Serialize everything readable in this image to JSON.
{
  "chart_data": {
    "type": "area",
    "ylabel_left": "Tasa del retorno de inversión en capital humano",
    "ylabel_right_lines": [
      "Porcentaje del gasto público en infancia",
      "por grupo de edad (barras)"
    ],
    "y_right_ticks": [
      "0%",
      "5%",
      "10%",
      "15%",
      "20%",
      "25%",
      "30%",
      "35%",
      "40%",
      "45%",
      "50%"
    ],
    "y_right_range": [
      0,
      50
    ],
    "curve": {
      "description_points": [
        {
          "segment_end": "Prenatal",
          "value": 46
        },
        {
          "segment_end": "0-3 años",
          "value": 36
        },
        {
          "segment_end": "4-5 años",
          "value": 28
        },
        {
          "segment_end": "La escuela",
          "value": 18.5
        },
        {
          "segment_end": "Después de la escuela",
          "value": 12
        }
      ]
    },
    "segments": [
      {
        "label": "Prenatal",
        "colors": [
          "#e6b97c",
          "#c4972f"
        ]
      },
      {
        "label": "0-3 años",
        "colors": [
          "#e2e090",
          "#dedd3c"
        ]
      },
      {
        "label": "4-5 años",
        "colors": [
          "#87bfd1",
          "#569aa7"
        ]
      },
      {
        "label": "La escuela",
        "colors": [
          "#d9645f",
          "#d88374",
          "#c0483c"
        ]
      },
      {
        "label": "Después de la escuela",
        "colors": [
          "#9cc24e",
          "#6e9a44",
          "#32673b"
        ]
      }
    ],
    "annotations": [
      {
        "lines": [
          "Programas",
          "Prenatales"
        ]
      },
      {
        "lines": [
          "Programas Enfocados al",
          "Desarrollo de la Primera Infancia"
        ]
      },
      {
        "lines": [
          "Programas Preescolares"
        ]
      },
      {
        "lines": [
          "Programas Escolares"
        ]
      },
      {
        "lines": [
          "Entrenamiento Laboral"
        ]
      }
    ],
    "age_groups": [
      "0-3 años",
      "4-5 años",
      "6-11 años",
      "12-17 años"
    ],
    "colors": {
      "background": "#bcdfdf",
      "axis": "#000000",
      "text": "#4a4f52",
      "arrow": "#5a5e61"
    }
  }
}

**Problem statement**
Restate the whole listing exactly.

**Finished task**
Serialize everything readable in this image to JSON.
{
  "chart_data": {
    "type": "area",
    "ylabel_left": "Tasa del retorno de inversión en capital humano",
    "ylabel_right_lines": [
      "Porcentaje del gasto público en infancia",
      "por grupo de edad (barras)"
    ],
    "y_right_ticks": [
      "0%",
      "5%",
      "10%",
      "15%",
      "20%",
      "25%",
      "30%",
      "35%",
      "40%",
      "45%",
      "50%"
    ],
    "y_right_range": [
      0,
      50
    ],
    "curve": {
      "description_points": [
        {
          "segment_end": "Prenatal",
          "value": 46
        },
        {
          "segment_end": "0-3 años",
          "value": 36
        },
        {
          "segment_end": "4-5 años",
          "value": 28
        },
        {
          "segment_end": "La escuela",
          "value": 18.5
        },
        {
          "segment_end": "Después de la escuela",
          "value": 12
        }
      ]
    },
    "segments": [
      {
        "label": "Prenatal",
        "colors": [
          "#e6b97c",
          "#c4972f"
        ]
      },
      {
        "label": "0-3 años",
        "colors": [
          "#e2e090",
          "#dedd3c"
        ]
      },
      {
        "label": "4-5 años",
        "colors": [
          "#87bfd1",
          "#569aa7"
        ]
      },
      {
        "label": "La escuela",
        "colors": [
          "#d9645f",
          "#d88374",
          "#c0483c"
        ]
      },
      {
        "label": "Después de la escuela",
        "colors": [
          "#9cc24e",
          "#6e9a44",
          "#32673b"
        ]
      }
    ],
    "annotations": [
      {
        "lines": [
          "Programas",
          "Prenatales"
        ]
      },
      {
        "lines": [
          "Programas Enfocados al",
          "Desarrollo de la Primera Infancia"
        ]
      },
      {
        "lines": [
          "Programas Preescolares"
        ]
      },
      {
        "lines": [
          "Programas Escolares"
        ]
      },
      {
        "lines": [
          "Entrenamiento Laboral"
        ]
      }
    ],
    "age_groups": [
      "0-3 años",
      "4-5 años",
      "6-11 años",
      "12-17 años"
    ],
    "colors": {
      "background": "#bcdfdf",
      "axis": "#000000",
      "text": "#4a4f52",
      "arrow": "#5a5e61"
    }
  }
}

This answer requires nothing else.